- **Exercise**
Repeat the records below exactly, leaving out any pictures.
##########
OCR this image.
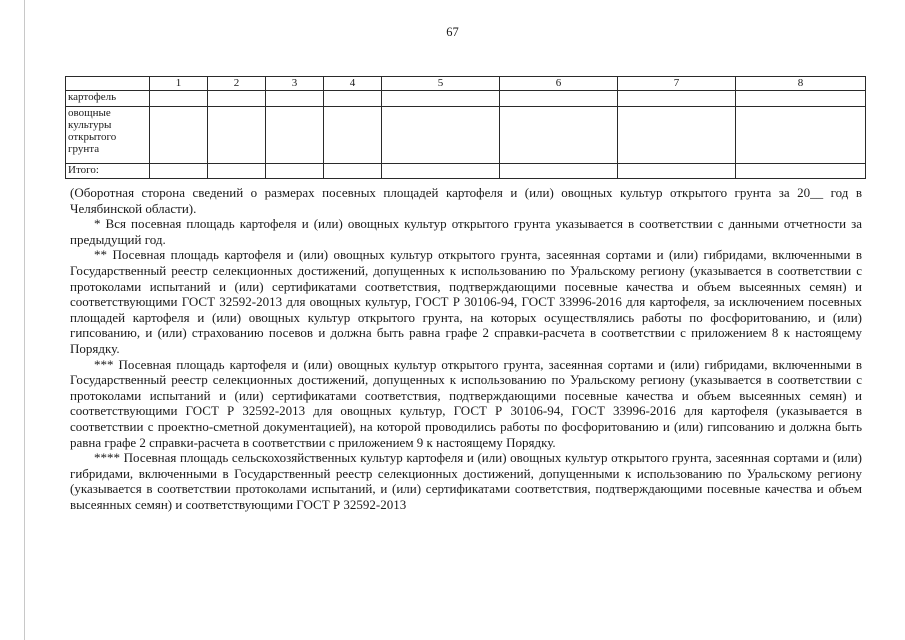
67
	1	2	3	4	5	6	7	8
картофель								
овощные культуры открытого грунта								
Итого:								

(Оборотная сторона сведений о размерах посевных площадей картофеля и (или) овощных культур открытого грунта за 20__ год в Челябинской области).

* Вся посевная площадь картофеля и (или) овощных культур открытого грунта указывается в соответствии с данными отчетности за предыдущий год.

** Посевная площадь картофеля и (или) овощных культур открытого грунта, засеянная сортами и (или) гибридами, включенными в Государственный реестр селекционных достижений, допущенных к использованию по Уральскому региону (указывается в соответствии с протоколами испытаний и (или) сертификатами соответствия, подтверждающими посевные качества и объем высеянных семян) и соответствующими ГОСТ 32592-2013 для овощных культур, ГОСТ Р 30106-94, ГОСТ 33996-2016 для картофеля, за исключением посевных площадей картофеля и (или) овощных культур открытого грунта, на которых осуществлялись работы по фосфоритованию, и (или) гипсованию, и (или) страхованию посевов и должна быть равна графе 2 справки-расчета в соответствии с приложением 8 к настоящему Порядку.

*** Посевная площадь картофеля и (или) овощных культур открытого грунта, засеянная сортами и (или) гибридами, включенными в Государственный реестр селекционных достижений, допущенных к использованию по Уральскому региону (указывается в соответствии с протоколами испытаний и (или) сертификатами соответствия, подтверждающими посевные качества и объем высеянных семян) и соответствующими ГОСТ Р 32592-2013 для овощных культур, ГОСТ Р 30106-94, ГОСТ 33996-2016 для картофеля (указывается в соответствии с проектно-сметной документацией), на которой проводились работы по фосфоритованию и (или) гипсованию и должна быть равна графе 2 справки-расчета в соответствии с приложением 9 к настоящему Порядку.

**** Посевная площадь сельскохозяйственных культур картофеля и (или) овощных культур открытого грунта, засеянная сортами и (или) гибридами, включенными в Государственный реестр селекционных достижений, допущенными к использованию по Уральскому региону (указывается в соответствии протоколами испытаний, и (или) сертификатами соответствия, подтверждающими посевные качества и объем высеянных семян) и соответствующими ГОСТ Р 32592-2013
##########
- **Task output**
OCR this image.
67
	1	2	3	4	5	6	7	8
картофель								
овощные культуры открытого грунта								
Итого:								

(Оборотная сторона сведений о размерах посевных площадей картофеля и (или) овощных культур открытого грунта за 20__ год в Челябинской области).

* Вся посевная площадь картофеля и (или) овощных культур открытого грунта указывается в соответствии с данными отчетности за предыдущий год.

** Посевная площадь картофеля и (или) овощных культур открытого грунта, засеянная сортами и (или) гибридами, включенными в Государственный реестр селекционных достижений, допущенных к использованию по Уральскому региону (указывается в соответствии с протоколами испытаний и (или) сертификатами соответствия, подтверждающими посевные качества и объем высеянных семян) и соответствующими ГОСТ 32592-2013 для овощных культур, ГОСТ Р 30106-94, ГОСТ 33996-2016 для картофеля, за исключением посевных площадей картофеля и (или) овощных культур открытого грунта, на которых осуществлялись работы по фосфоритованию, и (или) гипсованию, и (или) страхованию посевов и должна быть равна графе 2 справки-расчета в соответствии с приложением 8 к настоящему Порядку.

*** Посевная площадь картофеля и (или) овощных культур открытого грунта, засеянная сортами и (или) гибридами, включенными в Государственный реестр селекционных достижений, допущенных к использованию по Уральскому региону (указывается в соответствии с протоколами испытаний и (или) сертификатами соответствия, подтверждающими посевные качества и объем высеянных семян) и соответствующими ГОСТ Р 32592-2013 для овощных культур, ГОСТ Р 30106-94, ГОСТ 33996-2016 для картофеля (указывается в соответствии с проектно-сметной документацией), на которой проводились работы по фосфоритованию и (или) гипсованию и должна быть равна графе 2 справки-расчета в соответствии с приложением 9 к настоящему Порядку.

**** Посевная площадь сельскохозяйственных культур картофеля и (или) овощных культур открытого грунта, засеянная сортами и (или) гибридами, включенными в Государственный реестр селекционных достижений, допущенными к использованию по Уральскому региону (указывается в соответствии протоколами испытаний, и (или) сертификатами соответствия, подтверждающими посевные качества и объем высеянных семян) и соответствующими ГОСТ Р 32592-2013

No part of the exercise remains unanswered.